_WRITTEN EXERCISE_: Identify all lines in the data containing the string "allele". Copy them out.

_LISTED ENTRIES_:

• • • • • • •

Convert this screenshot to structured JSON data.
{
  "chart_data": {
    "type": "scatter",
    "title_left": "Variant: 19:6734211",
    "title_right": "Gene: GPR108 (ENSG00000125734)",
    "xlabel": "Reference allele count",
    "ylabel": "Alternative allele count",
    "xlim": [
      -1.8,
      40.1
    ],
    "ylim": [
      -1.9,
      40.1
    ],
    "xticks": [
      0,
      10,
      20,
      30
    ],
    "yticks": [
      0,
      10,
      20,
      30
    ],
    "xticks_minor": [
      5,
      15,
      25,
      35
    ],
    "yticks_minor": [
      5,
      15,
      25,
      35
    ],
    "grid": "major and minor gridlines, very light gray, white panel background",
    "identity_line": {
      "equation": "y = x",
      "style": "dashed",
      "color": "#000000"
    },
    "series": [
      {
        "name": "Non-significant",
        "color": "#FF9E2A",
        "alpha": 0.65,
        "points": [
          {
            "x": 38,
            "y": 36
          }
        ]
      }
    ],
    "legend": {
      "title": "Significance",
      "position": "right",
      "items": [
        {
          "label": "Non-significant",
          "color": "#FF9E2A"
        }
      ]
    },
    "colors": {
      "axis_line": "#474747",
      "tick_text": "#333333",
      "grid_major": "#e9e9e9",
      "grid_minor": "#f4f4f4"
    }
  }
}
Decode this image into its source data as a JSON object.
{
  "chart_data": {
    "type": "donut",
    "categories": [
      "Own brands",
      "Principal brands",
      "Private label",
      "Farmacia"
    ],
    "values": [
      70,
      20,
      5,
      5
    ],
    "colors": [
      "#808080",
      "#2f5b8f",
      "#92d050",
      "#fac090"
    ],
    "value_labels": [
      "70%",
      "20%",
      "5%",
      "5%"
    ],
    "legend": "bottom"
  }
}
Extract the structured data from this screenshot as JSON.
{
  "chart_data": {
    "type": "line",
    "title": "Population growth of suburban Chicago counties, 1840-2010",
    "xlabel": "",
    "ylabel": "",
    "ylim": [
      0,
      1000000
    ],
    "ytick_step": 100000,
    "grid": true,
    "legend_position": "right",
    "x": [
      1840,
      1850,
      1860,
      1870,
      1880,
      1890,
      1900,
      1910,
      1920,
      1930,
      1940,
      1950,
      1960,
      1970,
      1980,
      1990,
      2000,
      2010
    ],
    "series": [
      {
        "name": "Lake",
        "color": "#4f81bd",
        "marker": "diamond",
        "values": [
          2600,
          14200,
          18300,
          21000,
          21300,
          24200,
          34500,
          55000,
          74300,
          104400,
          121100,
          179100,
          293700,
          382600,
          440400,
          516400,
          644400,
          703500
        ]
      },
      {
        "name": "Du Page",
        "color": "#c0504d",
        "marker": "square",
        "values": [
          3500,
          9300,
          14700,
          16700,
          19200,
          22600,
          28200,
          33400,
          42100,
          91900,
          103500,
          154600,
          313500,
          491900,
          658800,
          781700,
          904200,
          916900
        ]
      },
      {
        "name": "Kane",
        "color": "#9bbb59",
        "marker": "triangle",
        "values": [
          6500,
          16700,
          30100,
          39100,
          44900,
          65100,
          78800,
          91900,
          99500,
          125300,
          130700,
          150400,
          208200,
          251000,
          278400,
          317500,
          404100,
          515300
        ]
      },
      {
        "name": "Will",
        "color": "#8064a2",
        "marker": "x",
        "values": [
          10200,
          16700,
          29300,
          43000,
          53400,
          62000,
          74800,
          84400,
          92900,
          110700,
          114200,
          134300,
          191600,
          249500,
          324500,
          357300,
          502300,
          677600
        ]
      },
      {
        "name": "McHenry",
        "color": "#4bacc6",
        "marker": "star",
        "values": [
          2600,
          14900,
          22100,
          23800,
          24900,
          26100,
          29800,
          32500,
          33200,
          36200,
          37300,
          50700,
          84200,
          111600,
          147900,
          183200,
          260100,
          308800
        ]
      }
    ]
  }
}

• • • • • • •

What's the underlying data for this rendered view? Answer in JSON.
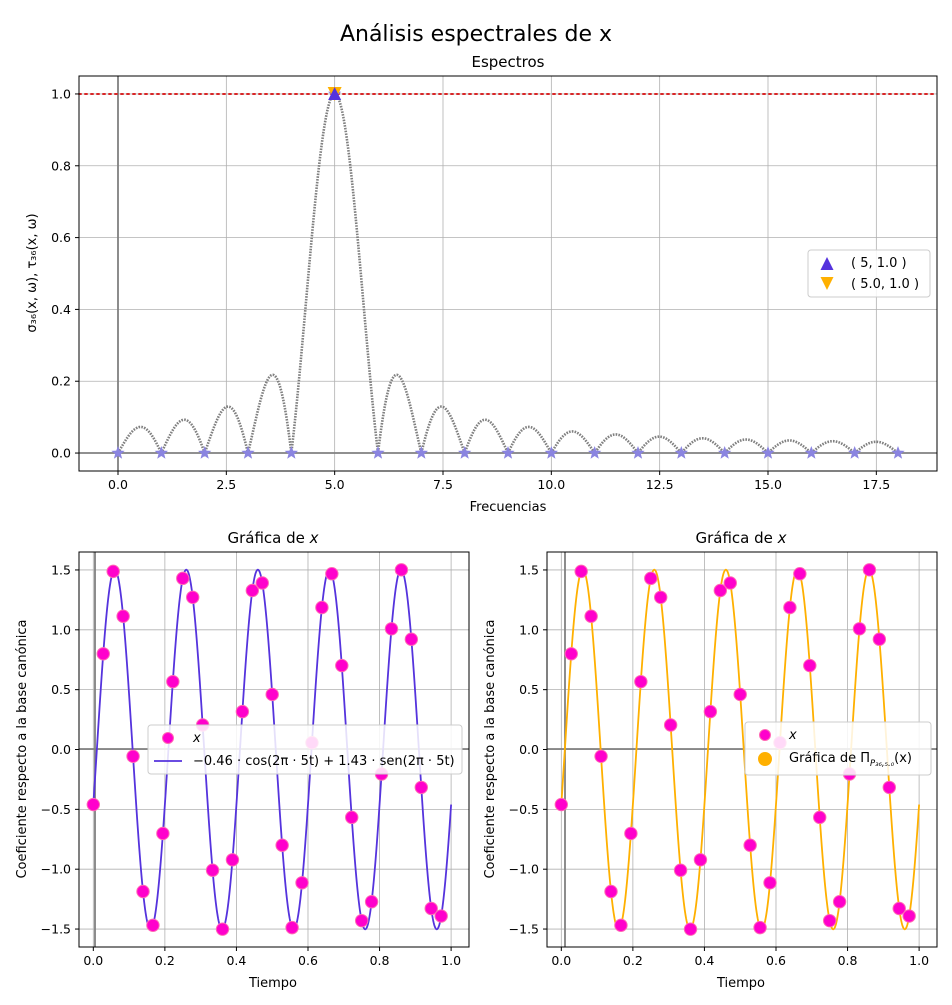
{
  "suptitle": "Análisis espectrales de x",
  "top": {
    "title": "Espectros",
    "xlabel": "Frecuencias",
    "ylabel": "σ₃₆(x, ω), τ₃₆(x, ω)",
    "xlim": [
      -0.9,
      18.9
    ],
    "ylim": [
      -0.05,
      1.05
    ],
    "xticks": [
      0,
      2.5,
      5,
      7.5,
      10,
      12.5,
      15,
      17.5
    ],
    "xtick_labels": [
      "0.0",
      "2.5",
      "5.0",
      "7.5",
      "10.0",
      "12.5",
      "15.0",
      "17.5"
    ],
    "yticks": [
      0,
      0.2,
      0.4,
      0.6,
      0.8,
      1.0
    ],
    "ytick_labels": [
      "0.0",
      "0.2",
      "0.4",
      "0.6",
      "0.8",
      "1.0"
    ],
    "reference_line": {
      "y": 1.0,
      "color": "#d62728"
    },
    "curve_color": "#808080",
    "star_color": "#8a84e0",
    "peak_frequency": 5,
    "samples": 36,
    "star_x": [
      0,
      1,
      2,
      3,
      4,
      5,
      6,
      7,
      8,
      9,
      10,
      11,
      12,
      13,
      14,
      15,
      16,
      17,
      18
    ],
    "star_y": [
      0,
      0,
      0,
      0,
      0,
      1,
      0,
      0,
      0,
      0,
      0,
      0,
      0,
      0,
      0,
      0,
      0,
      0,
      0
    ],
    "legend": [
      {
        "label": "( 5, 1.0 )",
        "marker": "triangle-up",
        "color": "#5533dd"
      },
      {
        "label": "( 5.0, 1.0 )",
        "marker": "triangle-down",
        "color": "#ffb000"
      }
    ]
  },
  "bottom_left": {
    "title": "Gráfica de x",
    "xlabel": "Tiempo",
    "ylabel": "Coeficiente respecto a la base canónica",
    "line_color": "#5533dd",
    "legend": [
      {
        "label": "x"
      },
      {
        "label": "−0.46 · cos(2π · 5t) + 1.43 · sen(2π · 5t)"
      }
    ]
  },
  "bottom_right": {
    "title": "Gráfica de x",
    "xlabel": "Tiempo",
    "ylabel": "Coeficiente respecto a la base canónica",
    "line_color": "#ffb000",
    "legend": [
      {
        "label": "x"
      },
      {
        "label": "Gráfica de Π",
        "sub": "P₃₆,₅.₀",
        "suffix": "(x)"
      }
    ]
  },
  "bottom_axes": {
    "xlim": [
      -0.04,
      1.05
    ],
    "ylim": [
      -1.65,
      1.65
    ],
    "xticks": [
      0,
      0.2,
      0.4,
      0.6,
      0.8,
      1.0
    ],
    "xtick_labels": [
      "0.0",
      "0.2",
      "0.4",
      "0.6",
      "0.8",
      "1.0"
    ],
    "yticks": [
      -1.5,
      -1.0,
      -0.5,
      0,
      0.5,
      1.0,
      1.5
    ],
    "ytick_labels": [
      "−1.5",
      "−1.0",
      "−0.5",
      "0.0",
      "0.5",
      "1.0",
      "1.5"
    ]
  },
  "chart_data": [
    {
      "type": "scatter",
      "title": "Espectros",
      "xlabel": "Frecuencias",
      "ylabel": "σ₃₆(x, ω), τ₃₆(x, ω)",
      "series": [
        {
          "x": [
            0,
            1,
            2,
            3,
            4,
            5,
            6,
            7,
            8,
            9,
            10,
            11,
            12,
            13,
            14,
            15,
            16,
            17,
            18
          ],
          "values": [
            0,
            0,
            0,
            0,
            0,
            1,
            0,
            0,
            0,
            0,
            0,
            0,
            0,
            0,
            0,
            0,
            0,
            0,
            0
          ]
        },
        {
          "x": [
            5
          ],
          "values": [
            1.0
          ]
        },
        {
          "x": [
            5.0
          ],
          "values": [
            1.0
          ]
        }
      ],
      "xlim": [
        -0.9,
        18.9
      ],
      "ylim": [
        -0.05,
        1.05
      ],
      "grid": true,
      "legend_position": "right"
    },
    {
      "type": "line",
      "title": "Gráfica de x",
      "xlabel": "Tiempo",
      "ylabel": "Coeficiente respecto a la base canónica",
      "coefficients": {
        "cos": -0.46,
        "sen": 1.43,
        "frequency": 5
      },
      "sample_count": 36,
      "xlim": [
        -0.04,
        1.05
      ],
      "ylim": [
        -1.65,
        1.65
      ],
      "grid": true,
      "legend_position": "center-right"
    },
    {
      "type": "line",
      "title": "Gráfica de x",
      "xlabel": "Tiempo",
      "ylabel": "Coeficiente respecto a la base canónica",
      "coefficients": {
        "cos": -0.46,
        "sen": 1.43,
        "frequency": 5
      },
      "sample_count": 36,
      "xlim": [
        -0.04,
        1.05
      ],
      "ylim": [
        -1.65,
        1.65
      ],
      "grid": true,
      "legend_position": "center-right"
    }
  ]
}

• • • • • • •

_EXERCISE SOLUTION_:
    "xlabel": "Reference allele count",
    "ylabel": "Alternative allele count",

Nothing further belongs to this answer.